- _TASK TO CARRY OUT_: Copy out the listing that follows exactly, dropping every picture.

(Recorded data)
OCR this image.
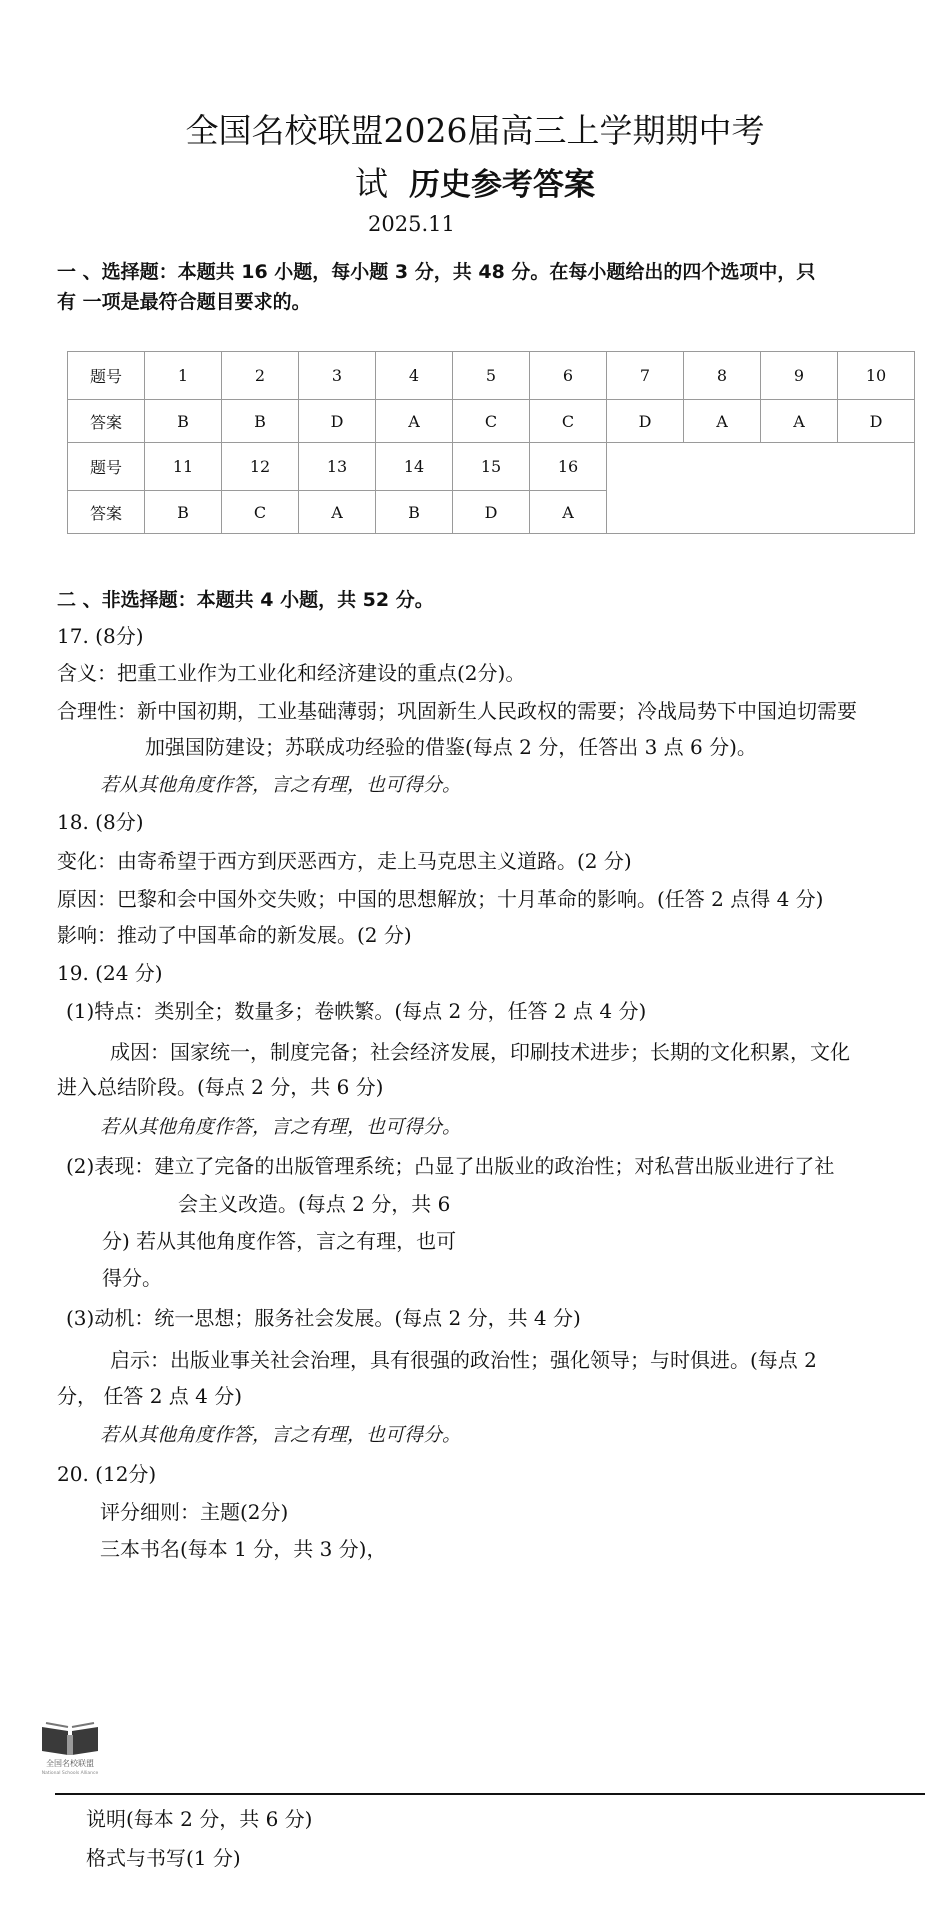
全国名校联盟2026届高三上学期期中考
试 历史参考答案
2025.11
一 、选择题：本题共 16 小题，每小题 3 分，共 48 分。在每小题给出的四个选项中，只
有 一项是最符合题目要求的。
题号	1	2	3	4	5	6	7	8	9	10
答案	B	B	D	A	C	C	D	A	A	D
题号	11	12	13	14	15	16				
答案	B	C	A	B	D	A				
二 、非选择题：本题共 4 小题，共 52 分。
17. (8分)
含义：把重工业作为工业化和经济建设的重点(2分)。
合理性：新中国初期，工业基础薄弱；巩固新生人民政权的需要；冷战局势下中国迫切需要
加强国防建设；苏联成功经验的借鉴(每点 2 分，任答出 3 点 6 分)。
若从其他角度作答，言之有理，也可得分。
18. (8分)
变化：由寄希望于西方到厌恶西方，走上马克思主义道路。(2 分)
原因：巴黎和会中国外交失败；中国的思想解放；十月革命的影响。(任答 2 点得 4 分)
影响：推动了中国革命的新发展。(2 分)
19. (24 分)
(1)特点：类别全；数量多；卷帙繁。(每点 2 分，任答 2 点 4 分)
成因：国家统一，制度完备；社会经济发展，印刷技术进步；长期的文化积累，文化
进入总结阶段。(每点 2 分，共 6 分)
若从其他角度作答，言之有理，也可得分。
(2)表现：建立了完备的出版管理系统；凸显了出版业的政治性；对私营出版业进行了社
会主义改造。(每点 2 分，共 6
分) 若从其他角度作答，言之有理，也可
得分。
(3)动机：统一思想；服务社会发展。(每点 2 分，共 4 分)
启示：出版业事关社会治理，具有很强的政治性；强化领导；与时俱进。(每点 2
分， 任答 2 点 4 分)
若从其他角度作答，言之有理，也可得分。
20. (12分)
评分细则：主题(2分)
三本书名(每本 1 分，共 3 分)，
全国名校联盟
National Schools Alliance
说明(每本 2 分，共 6 分)
格式与书写(1 分)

- _WORKED SOLUTION_:
OCR this image.
全国名校联盟2026届高三上学期期中考
试 历史参考答案
2025.11
一 、选择题：本题共 16 小题，每小题 3 分，共 48 分。在每小题给出的四个选项中，只
有 一项是最符合题目要求的。
题号	1	2	3	4	5	6	7	8	9	10
答案	B	B	D	A	C	C	D	A	A	D
题号	11	12	13	14	15	16				
答案	B	C	A	B	D	A				
二 、非选择题：本题共 4 小题，共 52 分。
17. (8分)
含义：把重工业作为工业化和经济建设的重点(2分)。
合理性：新中国初期，工业基础薄弱；巩固新生人民政权的需要；冷战局势下中国迫切需要
加强国防建设；苏联成功经验的借鉴(每点 2 分，任答出 3 点 6 分)。
若从其他角度作答，言之有理，也可得分。
18. (8分)
变化：由寄希望于西方到厌恶西方，走上马克思主义道路。(2 分)
原因：巴黎和会中国外交失败；中国的思想解放；十月革命的影响。(任答 2 点得 4 分)
影响：推动了中国革命的新发展。(2 分)
19. (24 分)
(1)特点：类别全；数量多；卷帙繁。(每点 2 分，任答 2 点 4 分)
成因：国家统一，制度完备；社会经济发展，印刷技术进步；长期的文化积累，文化
进入总结阶段。(每点 2 分，共 6 分)
若从其他角度作答，言之有理，也可得分。
(2)表现：建立了完备的出版管理系统；凸显了出版业的政治性；对私营出版业进行了社
会主义改造。(每点 2 分，共 6
分) 若从其他角度作答，言之有理，也可
得分。
(3)动机：统一思想；服务社会发展。(每点 2 分，共 4 分)
启示：出版业事关社会治理，具有很强的政治性；强化领导；与时俱进。(每点 2
分， 任答 2 点 4 分)
若从其他角度作答，言之有理，也可得分。
20. (12分)
评分细则：主题(2分)
三本书名(每本 1 分，共 3 分)，
全国名校联盟
National Schools Alliance
说明(每本 2 分，共 6 分)
格式与书写(1 分)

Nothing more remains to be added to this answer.